_Short problem_: Write out all of the entries exactly as given.

Excerpts from a figure dataset:
--- start ---
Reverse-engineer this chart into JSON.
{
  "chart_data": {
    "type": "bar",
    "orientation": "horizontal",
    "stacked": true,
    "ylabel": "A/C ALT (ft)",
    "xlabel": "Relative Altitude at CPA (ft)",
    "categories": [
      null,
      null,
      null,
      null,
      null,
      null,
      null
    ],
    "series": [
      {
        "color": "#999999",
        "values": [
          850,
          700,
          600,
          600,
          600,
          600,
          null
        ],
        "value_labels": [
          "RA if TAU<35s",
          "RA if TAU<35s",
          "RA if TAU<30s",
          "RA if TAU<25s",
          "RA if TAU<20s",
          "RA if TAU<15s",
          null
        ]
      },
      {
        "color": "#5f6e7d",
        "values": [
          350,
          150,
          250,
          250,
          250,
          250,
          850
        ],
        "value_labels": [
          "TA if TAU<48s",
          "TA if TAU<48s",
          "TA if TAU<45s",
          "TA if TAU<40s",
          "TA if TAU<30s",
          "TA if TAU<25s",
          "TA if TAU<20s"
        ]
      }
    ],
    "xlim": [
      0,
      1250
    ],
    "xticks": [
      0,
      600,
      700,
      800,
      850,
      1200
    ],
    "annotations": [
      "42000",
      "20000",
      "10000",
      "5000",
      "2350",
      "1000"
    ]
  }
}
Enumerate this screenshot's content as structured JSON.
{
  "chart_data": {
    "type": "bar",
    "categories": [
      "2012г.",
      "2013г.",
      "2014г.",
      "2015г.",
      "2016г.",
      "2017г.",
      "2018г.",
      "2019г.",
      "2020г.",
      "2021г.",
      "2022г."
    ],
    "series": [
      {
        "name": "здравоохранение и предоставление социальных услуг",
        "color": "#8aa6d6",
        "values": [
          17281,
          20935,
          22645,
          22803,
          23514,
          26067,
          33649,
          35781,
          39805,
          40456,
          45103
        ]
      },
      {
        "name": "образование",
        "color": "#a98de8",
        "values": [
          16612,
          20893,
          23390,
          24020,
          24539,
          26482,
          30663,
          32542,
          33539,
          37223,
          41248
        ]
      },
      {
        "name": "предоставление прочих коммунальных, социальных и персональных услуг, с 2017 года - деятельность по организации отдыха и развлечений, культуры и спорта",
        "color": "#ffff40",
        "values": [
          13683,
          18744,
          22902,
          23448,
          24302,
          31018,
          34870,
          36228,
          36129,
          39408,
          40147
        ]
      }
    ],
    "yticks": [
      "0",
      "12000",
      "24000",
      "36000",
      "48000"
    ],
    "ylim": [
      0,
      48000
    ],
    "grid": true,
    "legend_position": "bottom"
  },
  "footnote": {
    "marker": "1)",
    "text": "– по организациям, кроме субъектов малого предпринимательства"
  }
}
--- end ---
_The answer_:
Reverse-engineer this chart into JSON.
{
  "chart_data": {
    "type": "bar",
    "orientation": "horizontal",
    "stacked": true,
    "ylabel": "A/C ALT (ft)",
    "xlabel": "Relative Altitude at CPA (ft)",
    "categories": [
      null,
      null,
      null,
      null,
      null,
      null,
      null
    ],
    "series": [
      {
        "color": "#999999",
        "values": [
          850,
          700,
          600,
          600,
          600,
          600,
          null
        ],
        "value_labels": [
          "RA if TAU<35s",
          "RA if TAU<35s",
          "RA if TAU<30s",
          "RA if TAU<25s",
          "RA if TAU<20s",
          "RA if TAU<15s",
          null
        ]
      },
      {
        "color": "#5f6e7d",
        "values": [
          350,
          150,
          250,
          250,
          250,
          250,
          850
        ],
        "value_labels": [
          "TA if TAU<48s",
          "TA if TAU<48s",
          "TA if TAU<45s",
          "TA if TAU<40s",
          "TA if TAU<30s",
          "TA if TAU<25s",
          "TA if TAU<20s"
        ]
      }
    ],
    "xlim": [
      0,
      1250
    ],
    "xticks": [
      0,
      600,
      700,
      800,
      850,
      1200
    ],
    "annotations": [
      "42000",
      "20000",
      "10000",
      "5000",
      "2350",
      "1000"
    ]
  }
}
Enumerate this screenshot's content as structured JSON.
{
  "chart_data": {
    "type": "bar",
    "categories": [
      "2012г.",
      "2013г.",
      "2014г.",
      "2015г.",
      "2016г.",
      "2017г.",
      "2018г.",
      "2019г.",
      "2020г.",
      "2021г.",
      "2022г."
    ],
    "series": [
      {
        "name": "здравоохранение и предоставление социальных услуг",
        "color": "#8aa6d6",
        "values": [
          17281,
          20935,
          22645,
          22803,
          23514,
          26067,
          33649,
          35781,
          39805,
          40456,
          45103
        ]
      },
      {
        "name": "образование",
        "color": "#a98de8",
        "values": [
          16612,
          20893,
          23390,
          24020,
          24539,
          26482,
          30663,
          32542,
          33539,
          37223,
          41248
        ]
      },
      {
        "name": "предоставление прочих коммунальных, социальных и персональных услуг, с 2017 года - деятельность по организации отдыха и развлечений, культуры и спорта",
        "color": "#ffff40",
        "values": [
          13683,
          18744,
          22902,
          23448,
          24302,
          31018,
          34870,
          36228,
          36129,
          39408,
          40147
        ]
      }
    ],
    "yticks": [
      "0",
      "12000",
      "24000",
      "36000",
      "48000"
    ],
    "ylim": [
      0,
      48000
    ],
    "grid": true,
    "legend_position": "bottom"
  },
  "footnote": {
    "marker": "1)",
    "text": "– по организациям, кроме субъектов малого предпринимательства"
  }
}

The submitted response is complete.